Aim of the task >>
Write down each entry again, exactly as it reads.

Source material >>
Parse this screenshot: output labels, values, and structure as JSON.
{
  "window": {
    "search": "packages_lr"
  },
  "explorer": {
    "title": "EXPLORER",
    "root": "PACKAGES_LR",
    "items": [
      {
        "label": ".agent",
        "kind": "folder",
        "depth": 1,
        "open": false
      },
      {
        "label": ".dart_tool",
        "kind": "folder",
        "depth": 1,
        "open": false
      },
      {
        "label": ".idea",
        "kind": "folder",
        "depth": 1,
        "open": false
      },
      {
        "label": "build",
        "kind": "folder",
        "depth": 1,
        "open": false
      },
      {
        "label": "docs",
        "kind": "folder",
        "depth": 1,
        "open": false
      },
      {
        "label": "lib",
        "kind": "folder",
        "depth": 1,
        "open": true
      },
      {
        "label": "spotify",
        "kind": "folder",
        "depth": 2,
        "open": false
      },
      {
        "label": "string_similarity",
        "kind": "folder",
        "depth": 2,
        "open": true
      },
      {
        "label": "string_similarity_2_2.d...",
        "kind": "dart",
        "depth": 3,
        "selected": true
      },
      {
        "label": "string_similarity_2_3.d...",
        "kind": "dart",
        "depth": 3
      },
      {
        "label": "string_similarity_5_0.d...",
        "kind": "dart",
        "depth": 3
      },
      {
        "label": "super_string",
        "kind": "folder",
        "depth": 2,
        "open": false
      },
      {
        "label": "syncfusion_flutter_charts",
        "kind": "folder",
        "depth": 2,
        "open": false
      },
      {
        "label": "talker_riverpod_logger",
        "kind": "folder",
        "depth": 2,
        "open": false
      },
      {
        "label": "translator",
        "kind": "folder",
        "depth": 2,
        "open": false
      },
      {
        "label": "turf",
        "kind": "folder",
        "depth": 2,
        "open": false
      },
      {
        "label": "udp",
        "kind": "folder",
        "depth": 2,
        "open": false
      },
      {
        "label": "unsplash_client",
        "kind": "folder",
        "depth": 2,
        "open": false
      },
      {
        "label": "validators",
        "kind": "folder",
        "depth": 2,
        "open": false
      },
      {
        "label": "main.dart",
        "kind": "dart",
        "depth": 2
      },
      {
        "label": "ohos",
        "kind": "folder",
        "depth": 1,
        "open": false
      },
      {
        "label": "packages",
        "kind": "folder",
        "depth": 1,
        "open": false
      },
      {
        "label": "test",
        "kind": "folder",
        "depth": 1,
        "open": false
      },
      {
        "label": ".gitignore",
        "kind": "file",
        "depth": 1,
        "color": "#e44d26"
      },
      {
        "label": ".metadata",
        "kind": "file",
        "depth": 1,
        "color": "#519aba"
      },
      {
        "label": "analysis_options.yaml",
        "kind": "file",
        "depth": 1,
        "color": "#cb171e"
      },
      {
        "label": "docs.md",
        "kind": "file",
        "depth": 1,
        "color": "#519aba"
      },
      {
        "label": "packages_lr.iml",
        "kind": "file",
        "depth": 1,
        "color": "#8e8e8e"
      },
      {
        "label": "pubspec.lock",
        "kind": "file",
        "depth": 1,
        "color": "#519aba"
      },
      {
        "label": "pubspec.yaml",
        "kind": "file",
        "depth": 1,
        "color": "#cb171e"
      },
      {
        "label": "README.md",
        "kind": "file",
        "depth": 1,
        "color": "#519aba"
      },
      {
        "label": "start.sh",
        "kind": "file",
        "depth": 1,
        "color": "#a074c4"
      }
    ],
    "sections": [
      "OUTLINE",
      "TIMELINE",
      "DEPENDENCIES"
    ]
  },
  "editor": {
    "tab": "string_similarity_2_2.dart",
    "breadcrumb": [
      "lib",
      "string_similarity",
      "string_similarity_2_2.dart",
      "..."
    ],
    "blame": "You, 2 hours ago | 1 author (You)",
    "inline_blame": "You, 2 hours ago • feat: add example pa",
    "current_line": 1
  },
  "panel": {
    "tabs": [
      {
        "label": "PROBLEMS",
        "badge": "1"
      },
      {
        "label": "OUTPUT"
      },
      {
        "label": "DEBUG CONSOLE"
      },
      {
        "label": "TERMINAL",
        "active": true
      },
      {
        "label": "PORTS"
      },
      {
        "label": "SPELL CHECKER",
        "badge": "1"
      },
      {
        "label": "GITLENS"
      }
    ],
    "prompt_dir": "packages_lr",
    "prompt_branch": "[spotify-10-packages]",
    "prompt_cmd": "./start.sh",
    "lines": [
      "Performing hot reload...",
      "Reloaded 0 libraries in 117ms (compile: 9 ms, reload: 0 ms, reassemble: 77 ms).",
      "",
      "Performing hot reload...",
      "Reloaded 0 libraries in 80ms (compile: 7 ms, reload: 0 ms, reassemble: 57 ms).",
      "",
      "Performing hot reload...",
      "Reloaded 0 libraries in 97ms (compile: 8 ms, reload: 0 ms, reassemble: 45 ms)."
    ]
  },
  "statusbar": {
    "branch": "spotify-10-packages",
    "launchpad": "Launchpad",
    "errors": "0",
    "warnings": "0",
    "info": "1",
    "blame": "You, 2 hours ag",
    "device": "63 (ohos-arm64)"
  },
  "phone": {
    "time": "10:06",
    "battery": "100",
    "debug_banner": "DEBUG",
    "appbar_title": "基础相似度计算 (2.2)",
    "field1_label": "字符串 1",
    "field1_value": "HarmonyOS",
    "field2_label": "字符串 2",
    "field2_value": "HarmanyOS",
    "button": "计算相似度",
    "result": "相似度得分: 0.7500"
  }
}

Solution for this task >>
Parse this screenshot: output labels, values, and structure as JSON.
{
  "window": {
    "search": "packages_lr"
  },
  "explorer": {
    "title": "EXPLORER",
    "root": "PACKAGES_LR",
    "items": [
      {
        "label": ".agent",
        "kind": "folder",
        "depth": 1,
        "open": false
      },
      {
        "label": ".dart_tool",
        "kind": "folder",
        "depth": 1,
        "open": false
      },
      {
        "label": ".idea",
        "kind": "folder",
        "depth": 1,
        "open": false
      },
      {
        "label": "build",
        "kind": "folder",
        "depth": 1,
        "open": false
      },
      {
        "label": "docs",
        "kind": "folder",
        "depth": 1,
        "open": false
      },
      {
        "label": "lib",
        "kind": "folder",
        "depth": 1,
        "open": true
      },
      {
        "label": "spotify",
        "kind": "folder",
        "depth": 2,
        "open": false
      },
      {
        "label": "string_similarity",
        "kind": "folder",
        "depth": 2,
        "open": true
      },
      {
        "label": "string_similarity_2_2.d...",
        "kind": "dart",
        "depth": 3,
        "selected": true
      },
      {
        "label": "string_similarity_2_3.d...",
        "kind": "dart",
        "depth": 3
      },
      {
        "label": "string_similarity_5_0.d...",
        "kind": "dart",
        "depth": 3
      },
      {
        "label": "super_string",
        "kind": "folder",
        "depth": 2,
        "open": false
      },
      {
        "label": "syncfusion_flutter_charts",
        "kind": "folder",
        "depth": 2,
        "open": false
      },
      {
        "label": "talker_riverpod_logger",
        "kind": "folder",
        "depth": 2,
        "open": false
      },
      {
        "label": "translator",
        "kind": "folder",
        "depth": 2,
        "open": false
      },
      {
        "label": "turf",
        "kind": "folder",
        "depth": 2,
        "open": false
      },
      {
        "label": "udp",
        "kind": "folder",
        "depth": 2,
        "open": false
      },
      {
        "label": "unsplash_client",
        "kind": "folder",
        "depth": 2,
        "open": false
      },
      {
        "label": "validators",
        "kind": "folder",
        "depth": 2,
        "open": false
      },
      {
        "label": "main.dart",
        "kind": "dart",
        "depth": 2
      },
      {
        "label": "ohos",
        "kind": "folder",
        "depth": 1,
        "open": false
      },
      {
        "label": "packages",
        "kind": "folder",
        "depth": 1,
        "open": false
      },
      {
        "label": "test",
        "kind": "folder",
        "depth": 1,
        "open": false
      },
      {
        "label": ".gitignore",
        "kind": "file",
        "depth": 1,
        "color": "#e44d26"
      },
      {
        "label": ".metadata",
        "kind": "file",
        "depth": 1,
        "color": "#519aba"
      },
      {
        "label": "analysis_options.yaml",
        "kind": "file",
        "depth": 1,
        "color": "#cb171e"
      },
      {
        "label": "docs.md",
        "kind": "file",
        "depth": 1,
        "color": "#519aba"
      },
      {
        "label": "packages_lr.iml",
        "kind": "file",
        "depth": 1,
        "color": "#8e8e8e"
      },
      {
        "label": "pubspec.lock",
        "kind": "file",
        "depth": 1,
        "color": "#519aba"
      },
      {
        "label": "pubspec.yaml",
        "kind": "file",
        "depth": 1,
        "color": "#cb171e"
      },
      {
        "label": "README.md",
        "kind": "file",
        "depth": 1,
        "color": "#519aba"
      },
      {
        "label": "start.sh",
        "kind": "file",
        "depth": 1,
        "color": "#a074c4"
      }
    ],
    "sections": [
      "OUTLINE",
      "TIMELINE",
      "DEPENDENCIES"
    ]
  },
  "editor": {
    "tab": "string_similarity_2_2.dart",
    "breadcrumb": [
      "lib",
      "string_similarity",
      "string_similarity_2_2.dart",
      "..."
    ],
    "blame": "You, 2 hours ago | 1 author (You)",
    "inline_blame": "You, 2 hours ago • feat: add example pa",
    "current_line": 1
  },
  "panel": {
    "tabs": [
      {
        "label": "PROBLEMS",
        "badge": "1"
      },
      {
        "label": "OUTPUT"
      },
      {
        "label": "DEBUG CONSOLE"
      },
      {
        "label": "TERMINAL",
        "active": true
      },
      {
        "label": "PORTS"
      },
      {
        "label": "SPELL CHECKER",
        "badge": "1"
      },
      {
        "label": "GITLENS"
      }
    ],
    "prompt_dir": "packages_lr",
    "prompt_branch": "[spotify-10-packages]",
    "prompt_cmd": "./start.sh",
    "lines": [
      "Performing hot reload...",
      "Reloaded 0 libraries in 117ms (compile: 9 ms, reload: 0 ms, reassemble: 77 ms).",
      "",
      "Performing hot reload...",
      "Reloaded 0 libraries in 80ms (compile: 7 ms, reload: 0 ms, reassemble: 57 ms).",
      "",
      "Performing hot reload...",
      "Reloaded 0 libraries in 97ms (compile: 8 ms, reload: 0 ms, reassemble: 45 ms)."
    ]
  },
  "statusbar": {
    "branch": "spotify-10-packages",
    "launchpad": "Launchpad",
    "errors": "0",
    "warnings": "0",
    "info": "1",
    "blame": "You, 2 hours ag",
    "device": "63 (ohos-arm64)"
  },
  "phone": {
    "time": "10:06",
    "battery": "100",
    "debug_banner": "DEBUG",
    "appbar_title": "基础相似度计算 (2.2)",
    "field1_label": "字符串 1",
    "field1_value": "HarmonyOS",
    "field2_label": "字符串 2",
    "field2_value": "HarmanyOS",
    "button": "计算相似度",
    "result": "相似度得分: 0.7500"
  }
}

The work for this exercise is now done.